Saved data entries:

++++++++

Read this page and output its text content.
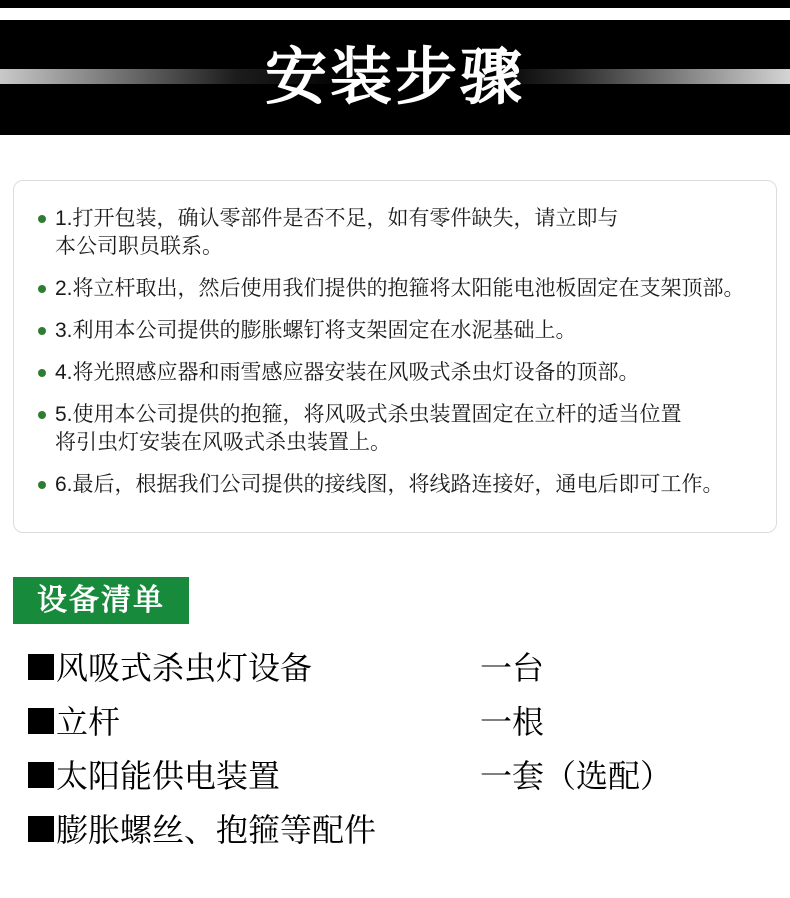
安装步骤
1.打开包装，确认零部件是否不足，如有零件缺失，请立即与
本公司职员联系。
2.将立杆取出，然后使用我们提供的抱箍将太阳能电池板固定在支架顶部。
3.利用本公司提供的膨胀螺钉将支架固定在水泥基础上。
4.将光照感应器和雨雪感应器安装在风吸式杀虫灯设备的顶部。
5.使用本公司提供的抱箍，将风吸式杀虫装置固定在立杆的适当位置
将引虫灯安装在风吸式杀虫装置上。
6.最后，根据我们公司提供的接线图，将线路连接好，通电后即可工作。
设备清单
风吸式杀虫灯设备	一台
立杆	一根
太阳能供电装置	一套（选配）
膨胀螺丝、抱箍等配件
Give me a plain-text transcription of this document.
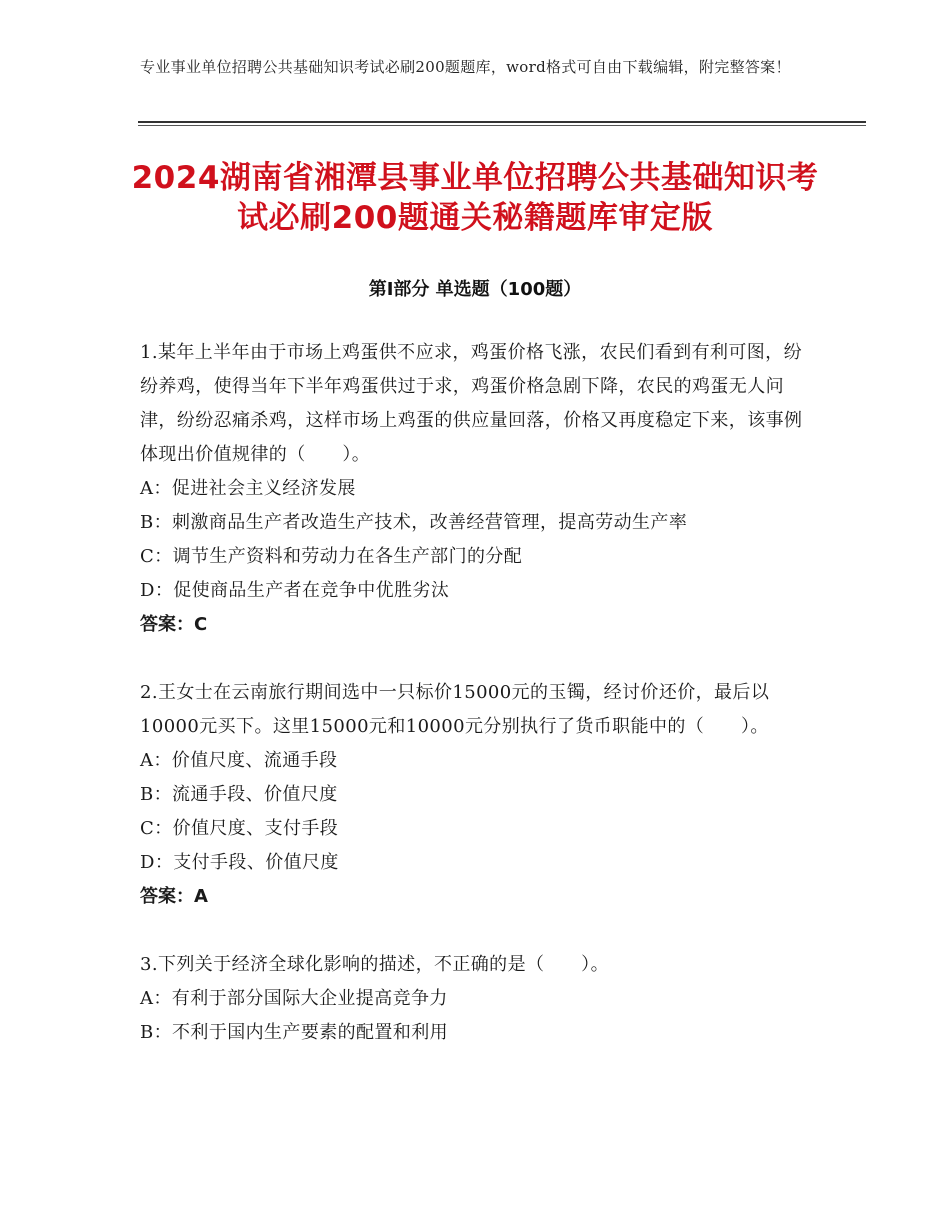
专业事业单位招聘公共基础知识考试必刷200题题库，word格式可自由下载编辑，附完整答案！
2024湖南省湘潭县事业单位招聘公共基础知识考试必刷200题通关秘籍题库审定版
第Ⅰ部分 单选题（100题）

1.某年上半年由于市场上鸡蛋供不应求，鸡蛋价格飞涨，农民们看到有利可图，纷纷养鸡，使得当年下半年鸡蛋供过于求，鸡蛋价格急剧下降，农民的鸡蛋无人问津，纷纷忍痛杀鸡，这样市场上鸡蛋的供应量回落，价格又再度稳定下来，该事例体现出价值规律的（　　）。

A：促进社会主义经济发展

B：刺激商品生产者改造生产技术，改善经营管理，提高劳动生产率

C：调节生产资料和劳动力在各生产部门的分配

D：促使商品生产者在竞争中优胜劣汰

答案：C

2.王女士在云南旅行期间选中一只标价15000元的玉镯，经讨价还价，最后以10000元买下。这里15000元和10000元分别执行了货币职能中的（　　）。

A：价值尺度、流通手段

B：流通手段、价值尺度

C：价值尺度、支付手段

D：支付手段、价值尺度

答案：A

3.下列关于经济全球化影响的描述，不正确的是（　　）。

A：有利于部分国际大企业提高竞争力

B：不利于国内生产要素的配置和利用
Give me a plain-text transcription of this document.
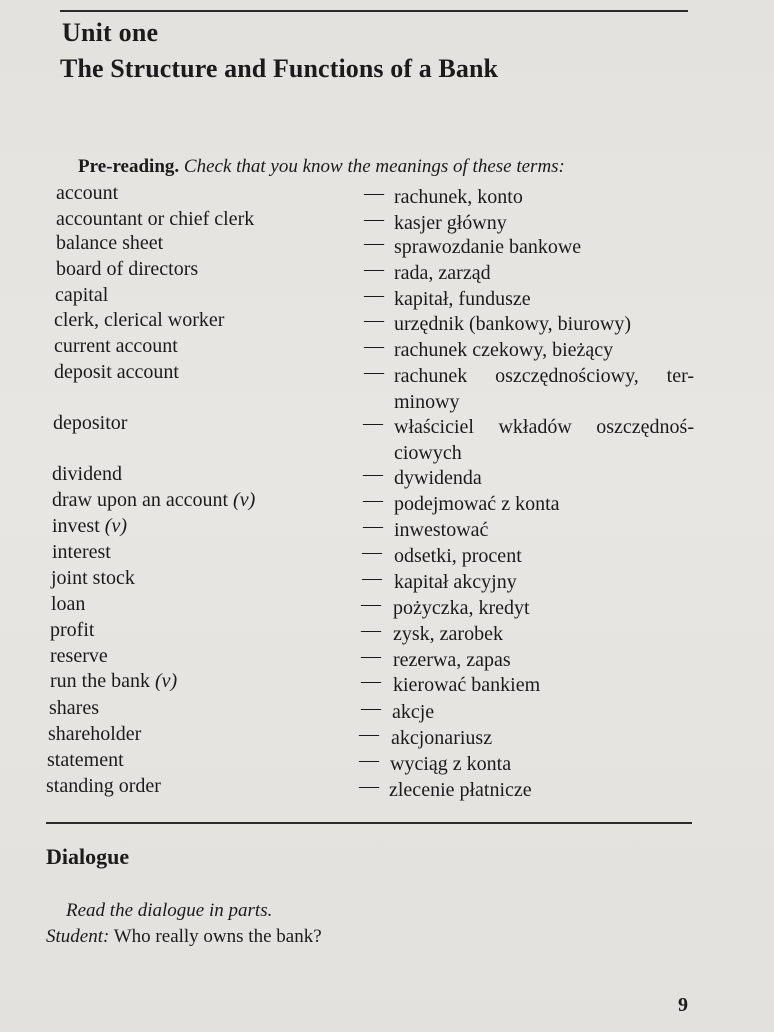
Unit one
The Structure and Functions of a Bank
Pre-reading. Check that you know the meanings of these terms:
account	— rachunek, konto
accountant or chief clerk	— kasjer główny
balance sheet	— sprawozdanie bankowe
board of directors	— rada, zarząd
capital	— kapitał, fundusze
clerk, clerical worker	— urzędnik (bankowy, biurowy)
current account	— rachunek czekowy, bieżący
deposit account	— rachunek oszczędnościowy, ter-
minowy
depositor	— właściciel wkładów oszczędnoś-
ciowych
dividend	— dywidenda
draw upon an account (v)	— podejmować z konta
invest (v)	— inwestować
interest	— odsetki, procent
joint stock	— kapitał akcyjny
loan	— pożyczka, kredyt
profit	— zysk, zarobek
reserve	— rezerwa, zapas
run the bank (v)	— kierować bankiem
shares	— akcje
shareholder	— akcjonariusz
statement	— wyciąg z konta
standing order	— zlecenie płatnicze
Dialogue
Read the dialogue in parts.
Student: Who really owns the bank?
9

++++++++

What to do: Repeat the listing in full and exactly. Do not include any images.

Response to the exercise:
Read this page and output its text content.
安装步骤
1.打开包装，确认零部件是否不足，如有零件缺失，请立即与
本公司职员联系。
2.将立杆取出，然后使用我们提供的抱箍将太阳能电池板固定在支架顶部。
3.利用本公司提供的膨胀螺钉将支架固定在水泥基础上。
4.将光照感应器和雨雪感应器安装在风吸式杀虫灯设备的顶部。
5.使用本公司提供的抱箍，将风吸式杀虫装置固定在立杆的适当位置
将引虫灯安装在风吸式杀虫装置上。
6.最后，根据我们公司提供的接线图，将线路连接好，通电后即可工作。
设备清单
风吸式杀虫灯设备	一台
立杆	一根
太阳能供电装置	一套（选配）
膨胀螺丝、抱箍等配件
Give me a plain-text transcription of this document.
专业事业单位招聘公共基础知识考试必刷200题题库，word格式可自由下载编辑，附完整答案！
2024湖南省湘潭县事业单位招聘公共基础知识考试必刷200题通关秘籍题库审定版
第Ⅰ部分 单选题（100题）

1.某年上半年由于市场上鸡蛋供不应求，鸡蛋价格飞涨，农民们看到有利可图，纷纷养鸡，使得当年下半年鸡蛋供过于求，鸡蛋价格急剧下降，农民的鸡蛋无人问津，纷纷忍痛杀鸡，这样市场上鸡蛋的供应量回落，价格又再度稳定下来，该事例体现出价值规律的（　　）。

A：促进社会主义经济发展

B：刺激商品生产者改造生产技术，改善经营管理，提高劳动生产率

C：调节生产资料和劳动力在各生产部门的分配

D：促使商品生产者在竞争中优胜劣汰

答案：C

2.王女士在云南旅行期间选中一只标价15000元的玉镯，经讨价还价，最后以10000元买下。这里15000元和10000元分别执行了货币职能中的（　　）。

A：价值尺度、流通手段

B：流通手段、价值尺度

C：价值尺度、支付手段

D：支付手段、价值尺度

答案：A

3.下列关于经济全球化影响的描述，不正确的是（　　）。

A：有利于部分国际大企业提高竞争力

B：不利于国内生产要素的配置和利用
Give me a plain-text transcription of this document.
Unit one
The Structure and Functions of a Bank
Pre-reading. Check that you know the meanings of these terms:
account	— rachunek, konto
accountant or chief clerk	— kasjer główny
balance sheet	— sprawozdanie bankowe
board of directors	— rada, zarząd
capital	— kapitał, fundusze
clerk, clerical worker	— urzędnik (bankowy, biurowy)
current account	— rachunek czekowy, bieżący
deposit account	— rachunek oszczędnościowy, ter-
minowy
depositor	— właściciel wkładów oszczędnoś-
ciowych
dividend	— dywidenda
draw upon an account (v)	— podejmować z konta
invest (v)	— inwestować
interest	— odsetki, procent
joint stock	— kapitał akcyjny
loan	— pożyczka, kredyt
profit	— zysk, zarobek
reserve	— rezerwa, zapas
run the bank (v)	— kierować bankiem
shares	— akcje
shareholder	— akcjonariusz
statement	— wyciąg z konta
standing order	— zlecenie płatnicze
Dialogue
Read the dialogue in parts.
Student: Who really owns the bank?
9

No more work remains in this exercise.